Objective: Collect every line in the records below that contains the word "marker".

Record excerpts:

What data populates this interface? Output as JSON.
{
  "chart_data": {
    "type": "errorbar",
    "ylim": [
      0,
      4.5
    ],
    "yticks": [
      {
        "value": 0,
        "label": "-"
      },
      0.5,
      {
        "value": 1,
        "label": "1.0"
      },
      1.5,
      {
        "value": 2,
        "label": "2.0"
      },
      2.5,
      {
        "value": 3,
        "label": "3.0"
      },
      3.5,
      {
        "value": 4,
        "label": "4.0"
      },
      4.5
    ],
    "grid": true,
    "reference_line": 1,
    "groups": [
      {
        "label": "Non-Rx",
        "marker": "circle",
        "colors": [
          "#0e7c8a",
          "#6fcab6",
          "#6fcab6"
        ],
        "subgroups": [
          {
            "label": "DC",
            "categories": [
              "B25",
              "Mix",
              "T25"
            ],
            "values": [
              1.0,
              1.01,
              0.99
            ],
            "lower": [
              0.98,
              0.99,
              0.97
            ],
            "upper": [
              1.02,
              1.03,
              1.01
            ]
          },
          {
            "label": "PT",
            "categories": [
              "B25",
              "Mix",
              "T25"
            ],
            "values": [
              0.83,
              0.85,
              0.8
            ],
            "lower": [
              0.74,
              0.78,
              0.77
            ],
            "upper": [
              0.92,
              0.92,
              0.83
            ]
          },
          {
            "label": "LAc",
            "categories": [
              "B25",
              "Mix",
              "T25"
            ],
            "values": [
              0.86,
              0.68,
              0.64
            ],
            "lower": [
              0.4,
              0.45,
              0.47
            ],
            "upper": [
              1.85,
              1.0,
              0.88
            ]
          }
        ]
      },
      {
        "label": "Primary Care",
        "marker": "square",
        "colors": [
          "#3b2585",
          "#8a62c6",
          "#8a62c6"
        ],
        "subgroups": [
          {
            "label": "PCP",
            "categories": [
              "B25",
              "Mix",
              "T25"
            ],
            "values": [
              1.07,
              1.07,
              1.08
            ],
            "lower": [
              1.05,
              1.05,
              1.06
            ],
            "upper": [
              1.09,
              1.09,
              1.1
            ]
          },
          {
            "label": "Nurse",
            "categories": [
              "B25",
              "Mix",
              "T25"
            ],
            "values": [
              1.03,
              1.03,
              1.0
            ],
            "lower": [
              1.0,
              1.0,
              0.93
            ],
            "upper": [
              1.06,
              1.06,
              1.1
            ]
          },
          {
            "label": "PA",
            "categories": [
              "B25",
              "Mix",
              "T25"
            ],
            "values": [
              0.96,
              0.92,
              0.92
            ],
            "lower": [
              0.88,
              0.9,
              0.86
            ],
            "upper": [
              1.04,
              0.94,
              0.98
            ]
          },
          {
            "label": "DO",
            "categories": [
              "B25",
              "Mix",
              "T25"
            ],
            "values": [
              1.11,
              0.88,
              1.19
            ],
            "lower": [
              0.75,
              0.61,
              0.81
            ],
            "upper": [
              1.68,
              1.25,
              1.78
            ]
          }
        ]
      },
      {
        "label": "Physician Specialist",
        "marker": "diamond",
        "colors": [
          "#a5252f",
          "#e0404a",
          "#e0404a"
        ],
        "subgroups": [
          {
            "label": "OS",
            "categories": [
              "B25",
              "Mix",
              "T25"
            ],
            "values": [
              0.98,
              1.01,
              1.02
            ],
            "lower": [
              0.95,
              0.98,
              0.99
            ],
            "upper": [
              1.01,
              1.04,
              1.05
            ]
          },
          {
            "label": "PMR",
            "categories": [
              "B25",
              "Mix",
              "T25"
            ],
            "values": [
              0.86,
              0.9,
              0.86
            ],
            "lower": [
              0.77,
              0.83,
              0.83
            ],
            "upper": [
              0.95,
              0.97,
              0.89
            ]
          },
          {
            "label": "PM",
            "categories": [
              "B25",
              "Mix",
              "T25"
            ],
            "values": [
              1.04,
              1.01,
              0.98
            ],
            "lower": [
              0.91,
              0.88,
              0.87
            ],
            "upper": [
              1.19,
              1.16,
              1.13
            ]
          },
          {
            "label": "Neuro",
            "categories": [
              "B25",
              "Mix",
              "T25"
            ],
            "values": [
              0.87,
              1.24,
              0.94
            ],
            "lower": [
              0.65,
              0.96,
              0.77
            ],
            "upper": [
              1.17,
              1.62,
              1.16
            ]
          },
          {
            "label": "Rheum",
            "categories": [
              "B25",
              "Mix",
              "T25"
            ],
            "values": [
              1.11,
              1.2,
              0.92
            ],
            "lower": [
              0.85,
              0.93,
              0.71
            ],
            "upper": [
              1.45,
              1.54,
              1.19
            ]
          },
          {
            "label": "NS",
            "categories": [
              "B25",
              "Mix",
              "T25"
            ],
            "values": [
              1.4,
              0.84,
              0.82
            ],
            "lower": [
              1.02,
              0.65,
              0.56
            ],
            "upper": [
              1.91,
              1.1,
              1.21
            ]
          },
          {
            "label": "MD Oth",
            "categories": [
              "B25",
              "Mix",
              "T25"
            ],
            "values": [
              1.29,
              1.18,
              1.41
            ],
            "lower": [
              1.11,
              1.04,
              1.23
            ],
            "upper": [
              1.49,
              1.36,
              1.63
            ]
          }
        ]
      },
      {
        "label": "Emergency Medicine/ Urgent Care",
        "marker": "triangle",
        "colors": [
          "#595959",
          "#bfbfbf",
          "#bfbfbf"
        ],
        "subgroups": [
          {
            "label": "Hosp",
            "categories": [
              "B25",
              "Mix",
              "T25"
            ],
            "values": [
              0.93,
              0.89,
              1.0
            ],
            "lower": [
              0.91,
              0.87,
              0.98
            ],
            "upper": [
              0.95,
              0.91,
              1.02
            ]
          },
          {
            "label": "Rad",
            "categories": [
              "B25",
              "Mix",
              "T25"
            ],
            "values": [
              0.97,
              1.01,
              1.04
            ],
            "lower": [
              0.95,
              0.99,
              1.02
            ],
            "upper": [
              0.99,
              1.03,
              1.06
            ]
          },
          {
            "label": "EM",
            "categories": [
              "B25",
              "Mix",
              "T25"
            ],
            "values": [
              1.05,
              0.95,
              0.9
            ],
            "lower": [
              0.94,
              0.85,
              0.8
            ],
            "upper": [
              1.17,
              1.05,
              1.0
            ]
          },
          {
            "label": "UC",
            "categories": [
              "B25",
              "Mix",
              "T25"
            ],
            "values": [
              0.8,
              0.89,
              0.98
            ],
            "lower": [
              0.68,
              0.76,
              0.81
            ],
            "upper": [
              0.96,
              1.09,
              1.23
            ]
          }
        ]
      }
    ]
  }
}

Answer for the task:
        "marker": "circle",
        "marker": "square",
        "marker": "diamond",
        "marker": "triangle",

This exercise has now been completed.